THE TASK => Extract every line of the material below and reproduce it faithfully.
··········
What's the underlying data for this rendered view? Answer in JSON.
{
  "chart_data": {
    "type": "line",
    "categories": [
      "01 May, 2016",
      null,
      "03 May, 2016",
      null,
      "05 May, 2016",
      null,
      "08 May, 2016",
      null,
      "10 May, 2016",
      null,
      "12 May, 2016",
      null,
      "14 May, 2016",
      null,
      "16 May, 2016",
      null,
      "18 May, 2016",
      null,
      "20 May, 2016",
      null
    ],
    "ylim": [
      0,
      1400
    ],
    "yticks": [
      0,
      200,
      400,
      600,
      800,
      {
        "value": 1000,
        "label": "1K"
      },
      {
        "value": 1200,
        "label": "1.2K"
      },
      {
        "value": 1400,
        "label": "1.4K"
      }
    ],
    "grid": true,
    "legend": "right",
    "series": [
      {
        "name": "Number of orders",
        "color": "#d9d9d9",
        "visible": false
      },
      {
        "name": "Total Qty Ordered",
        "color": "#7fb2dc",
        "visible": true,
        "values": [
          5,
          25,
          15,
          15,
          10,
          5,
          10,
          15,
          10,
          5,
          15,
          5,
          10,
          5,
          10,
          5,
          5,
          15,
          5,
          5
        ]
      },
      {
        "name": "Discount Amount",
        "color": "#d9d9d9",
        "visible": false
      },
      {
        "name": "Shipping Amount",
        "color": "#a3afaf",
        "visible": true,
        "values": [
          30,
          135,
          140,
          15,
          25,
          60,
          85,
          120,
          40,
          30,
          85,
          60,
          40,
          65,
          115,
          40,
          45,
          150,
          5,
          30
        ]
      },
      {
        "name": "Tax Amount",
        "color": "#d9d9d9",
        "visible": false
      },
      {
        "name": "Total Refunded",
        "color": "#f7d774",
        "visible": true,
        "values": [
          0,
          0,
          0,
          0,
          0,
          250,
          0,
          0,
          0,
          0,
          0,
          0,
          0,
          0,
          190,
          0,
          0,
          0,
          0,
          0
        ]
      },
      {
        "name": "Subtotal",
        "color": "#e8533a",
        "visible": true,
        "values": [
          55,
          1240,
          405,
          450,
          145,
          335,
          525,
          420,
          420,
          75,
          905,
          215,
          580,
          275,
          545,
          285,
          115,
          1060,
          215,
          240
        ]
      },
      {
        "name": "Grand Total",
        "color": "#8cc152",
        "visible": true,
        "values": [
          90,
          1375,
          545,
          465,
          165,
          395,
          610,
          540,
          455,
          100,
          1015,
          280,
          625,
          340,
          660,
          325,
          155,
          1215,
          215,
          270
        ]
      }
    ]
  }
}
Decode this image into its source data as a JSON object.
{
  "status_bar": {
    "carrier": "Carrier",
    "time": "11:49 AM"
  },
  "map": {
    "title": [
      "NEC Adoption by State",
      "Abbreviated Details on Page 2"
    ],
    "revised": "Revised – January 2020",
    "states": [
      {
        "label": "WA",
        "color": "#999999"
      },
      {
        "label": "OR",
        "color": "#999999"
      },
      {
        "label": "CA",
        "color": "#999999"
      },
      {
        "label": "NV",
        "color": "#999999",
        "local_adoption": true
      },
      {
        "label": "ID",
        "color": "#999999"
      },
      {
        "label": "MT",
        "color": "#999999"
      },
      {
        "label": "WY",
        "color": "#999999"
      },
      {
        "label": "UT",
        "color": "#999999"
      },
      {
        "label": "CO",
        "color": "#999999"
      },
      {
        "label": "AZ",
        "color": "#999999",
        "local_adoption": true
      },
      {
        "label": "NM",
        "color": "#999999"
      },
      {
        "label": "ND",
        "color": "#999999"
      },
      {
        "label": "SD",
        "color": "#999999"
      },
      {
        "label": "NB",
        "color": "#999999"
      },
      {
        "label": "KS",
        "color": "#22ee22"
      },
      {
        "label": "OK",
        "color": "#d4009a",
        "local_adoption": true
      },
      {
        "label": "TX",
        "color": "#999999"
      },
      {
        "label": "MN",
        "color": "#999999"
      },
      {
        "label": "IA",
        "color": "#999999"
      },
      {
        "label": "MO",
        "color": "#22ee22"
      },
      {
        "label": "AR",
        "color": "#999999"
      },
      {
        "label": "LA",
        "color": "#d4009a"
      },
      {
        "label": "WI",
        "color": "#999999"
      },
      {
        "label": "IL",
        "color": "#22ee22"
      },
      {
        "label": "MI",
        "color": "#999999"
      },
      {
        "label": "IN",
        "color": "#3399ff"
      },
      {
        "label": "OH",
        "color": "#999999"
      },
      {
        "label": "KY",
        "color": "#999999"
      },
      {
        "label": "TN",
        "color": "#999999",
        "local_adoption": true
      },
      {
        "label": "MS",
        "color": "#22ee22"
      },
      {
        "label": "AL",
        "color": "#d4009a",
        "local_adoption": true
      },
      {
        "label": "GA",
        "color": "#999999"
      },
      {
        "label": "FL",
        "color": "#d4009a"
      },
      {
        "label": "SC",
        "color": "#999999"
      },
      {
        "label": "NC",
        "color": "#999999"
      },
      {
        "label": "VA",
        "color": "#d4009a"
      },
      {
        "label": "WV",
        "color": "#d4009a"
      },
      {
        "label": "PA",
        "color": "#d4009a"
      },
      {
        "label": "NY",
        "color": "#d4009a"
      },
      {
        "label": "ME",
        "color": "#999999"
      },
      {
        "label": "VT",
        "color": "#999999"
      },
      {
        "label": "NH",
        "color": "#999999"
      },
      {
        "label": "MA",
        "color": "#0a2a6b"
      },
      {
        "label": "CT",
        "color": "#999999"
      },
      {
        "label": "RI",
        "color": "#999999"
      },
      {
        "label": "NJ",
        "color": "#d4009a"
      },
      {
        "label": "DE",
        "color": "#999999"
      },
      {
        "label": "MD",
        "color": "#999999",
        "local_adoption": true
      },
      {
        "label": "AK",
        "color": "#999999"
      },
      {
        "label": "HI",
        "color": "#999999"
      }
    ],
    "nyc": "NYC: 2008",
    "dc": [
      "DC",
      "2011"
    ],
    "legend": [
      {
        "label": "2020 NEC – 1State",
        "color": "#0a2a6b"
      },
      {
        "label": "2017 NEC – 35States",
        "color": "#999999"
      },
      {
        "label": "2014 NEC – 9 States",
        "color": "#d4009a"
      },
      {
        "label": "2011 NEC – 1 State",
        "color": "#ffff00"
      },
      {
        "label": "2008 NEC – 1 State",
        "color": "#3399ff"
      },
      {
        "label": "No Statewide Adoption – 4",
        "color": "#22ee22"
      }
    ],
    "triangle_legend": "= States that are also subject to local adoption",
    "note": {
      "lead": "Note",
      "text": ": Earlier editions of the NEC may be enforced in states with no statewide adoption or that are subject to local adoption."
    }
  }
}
··········
WORKED SOLUTION =>
What's the underlying data for this rendered view? Answer in JSON.
{
  "chart_data": {
    "type": "line",
    "categories": [
      "01 May, 2016",
      null,
      "03 May, 2016",
      null,
      "05 May, 2016",
      null,
      "08 May, 2016",
      null,
      "10 May, 2016",
      null,
      "12 May, 2016",
      null,
      "14 May, 2016",
      null,
      "16 May, 2016",
      null,
      "18 May, 2016",
      null,
      "20 May, 2016",
      null
    ],
    "ylim": [
      0,
      1400
    ],
    "yticks": [
      0,
      200,
      400,
      600,
      800,
      {
        "value": 1000,
        "label": "1K"
      },
      {
        "value": 1200,
        "label": "1.2K"
      },
      {
        "value": 1400,
        "label": "1.4K"
      }
    ],
    "grid": true,
    "legend": "right",
    "series": [
      {
        "name": "Number of orders",
        "color": "#d9d9d9",
        "visible": false
      },
      {
        "name": "Total Qty Ordered",
        "color": "#7fb2dc",
        "visible": true,
        "values": [
          5,
          25,
          15,
          15,
          10,
          5,
          10,
          15,
          10,
          5,
          15,
          5,
          10,
          5,
          10,
          5,
          5,
          15,
          5,
          5
        ]
      },
      {
        "name": "Discount Amount",
        "color": "#d9d9d9",
        "visible": false
      },
      {
        "name": "Shipping Amount",
        "color": "#a3afaf",
        "visible": true,
        "values": [
          30,
          135,
          140,
          15,
          25,
          60,
          85,
          120,
          40,
          30,
          85,
          60,
          40,
          65,
          115,
          40,
          45,
          150,
          5,
          30
        ]
      },
      {
        "name": "Tax Amount",
        "color": "#d9d9d9",
        "visible": false
      },
      {
        "name": "Total Refunded",
        "color": "#f7d774",
        "visible": true,
        "values": [
          0,
          0,
          0,
          0,
          0,
          250,
          0,
          0,
          0,
          0,
          0,
          0,
          0,
          0,
          190,
          0,
          0,
          0,
          0,
          0
        ]
      },
      {
        "name": "Subtotal",
        "color": "#e8533a",
        "visible": true,
        "values": [
          55,
          1240,
          405,
          450,
          145,
          335,
          525,
          420,
          420,
          75,
          905,
          215,
          580,
          275,
          545,
          285,
          115,
          1060,
          215,
          240
        ]
      },
      {
        "name": "Grand Total",
        "color": "#8cc152",
        "visible": true,
        "values": [
          90,
          1375,
          545,
          465,
          165,
          395,
          610,
          540,
          455,
          100,
          1015,
          280,
          625,
          340,
          660,
          325,
          155,
          1215,
          215,
          270
        ]
      }
    ]
  }
}
Decode this image into its source data as a JSON object.
{
  "status_bar": {
    "carrier": "Carrier",
    "time": "11:49 AM"
  },
  "map": {
    "title": [
      "NEC Adoption by State",
      "Abbreviated Details on Page 2"
    ],
    "revised": "Revised – January 2020",
    "states": [
      {
        "label": "WA",
        "color": "#999999"
      },
      {
        "label": "OR",
        "color": "#999999"
      },
      {
        "label": "CA",
        "color": "#999999"
      },
      {
        "label": "NV",
        "color": "#999999",
        "local_adoption": true
      },
      {
        "label": "ID",
        "color": "#999999"
      },
      {
        "label": "MT",
        "color": "#999999"
      },
      {
        "label": "WY",
        "color": "#999999"
      },
      {
        "label": "UT",
        "color": "#999999"
      },
      {
        "label": "CO",
        "color": "#999999"
      },
      {
        "label": "AZ",
        "color": "#999999",
        "local_adoption": true
      },
      {
        "label": "NM",
        "color": "#999999"
      },
      {
        "label": "ND",
        "color": "#999999"
      },
      {
        "label": "SD",
        "color": "#999999"
      },
      {
        "label": "NB",
        "color": "#999999"
      },
      {
        "label": "KS",
        "color": "#22ee22"
      },
      {
        "label": "OK",
        "color": "#d4009a",
        "local_adoption": true
      },
      {
        "label": "TX",
        "color": "#999999"
      },
      {
        "label": "MN",
        "color": "#999999"
      },
      {
        "label": "IA",
        "color": "#999999"
      },
      {
        "label": "MO",
        "color": "#22ee22"
      },
      {
        "label": "AR",
        "color": "#999999"
      },
      {
        "label": "LA",
        "color": "#d4009a"
      },
      {
        "label": "WI",
        "color": "#999999"
      },
      {
        "label": "IL",
        "color": "#22ee22"
      },
      {
        "label": "MI",
        "color": "#999999"
      },
      {
        "label": "IN",
        "color": "#3399ff"
      },
      {
        "label": "OH",
        "color": "#999999"
      },
      {
        "label": "KY",
        "color": "#999999"
      },
      {
        "label": "TN",
        "color": "#999999",
        "local_adoption": true
      },
      {
        "label": "MS",
        "color": "#22ee22"
      },
      {
        "label": "AL",
        "color": "#d4009a",
        "local_adoption": true
      },
      {
        "label": "GA",
        "color": "#999999"
      },
      {
        "label": "FL",
        "color": "#d4009a"
      },
      {
        "label": "SC",
        "color": "#999999"
      },
      {
        "label": "NC",
        "color": "#999999"
      },
      {
        "label": "VA",
        "color": "#d4009a"
      },
      {
        "label": "WV",
        "color": "#d4009a"
      },
      {
        "label": "PA",
        "color": "#d4009a"
      },
      {
        "label": "NY",
        "color": "#d4009a"
      },
      {
        "label": "ME",
        "color": "#999999"
      },
      {
        "label": "VT",
        "color": "#999999"
      },
      {
        "label": "NH",
        "color": "#999999"
      },
      {
        "label": "MA",
        "color": "#0a2a6b"
      },
      {
        "label": "CT",
        "color": "#999999"
      },
      {
        "label": "RI",
        "color": "#999999"
      },
      {
        "label": "NJ",
        "color": "#d4009a"
      },
      {
        "label": "DE",
        "color": "#999999"
      },
      {
        "label": "MD",
        "color": "#999999",
        "local_adoption": true
      },
      {
        "label": "AK",
        "color": "#999999"
      },
      {
        "label": "HI",
        "color": "#999999"
      }
    ],
    "nyc": "NYC: 2008",
    "dc": [
      "DC",
      "2011"
    ],
    "legend": [
      {
        "label": "2020 NEC – 1State",
        "color": "#0a2a6b"
      },
      {
        "label": "2017 NEC – 35States",
        "color": "#999999"
      },
      {
        "label": "2014 NEC – 9 States",
        "color": "#d4009a"
      },
      {
        "label": "2011 NEC – 1 State",
        "color": "#ffff00"
      },
      {
        "label": "2008 NEC – 1 State",
        "color": "#3399ff"
      },
      {
        "label": "No Statewide Adoption – 4",
        "color": "#22ee22"
      }
    ],
    "triangle_legend": "= States that are also subject to local adoption",
    "note": {
      "lead": "Note",
      "text": ": Earlier editions of the NEC may be enforced in states with no statewide adoption or that are subject to local adoption."
    }
  }
}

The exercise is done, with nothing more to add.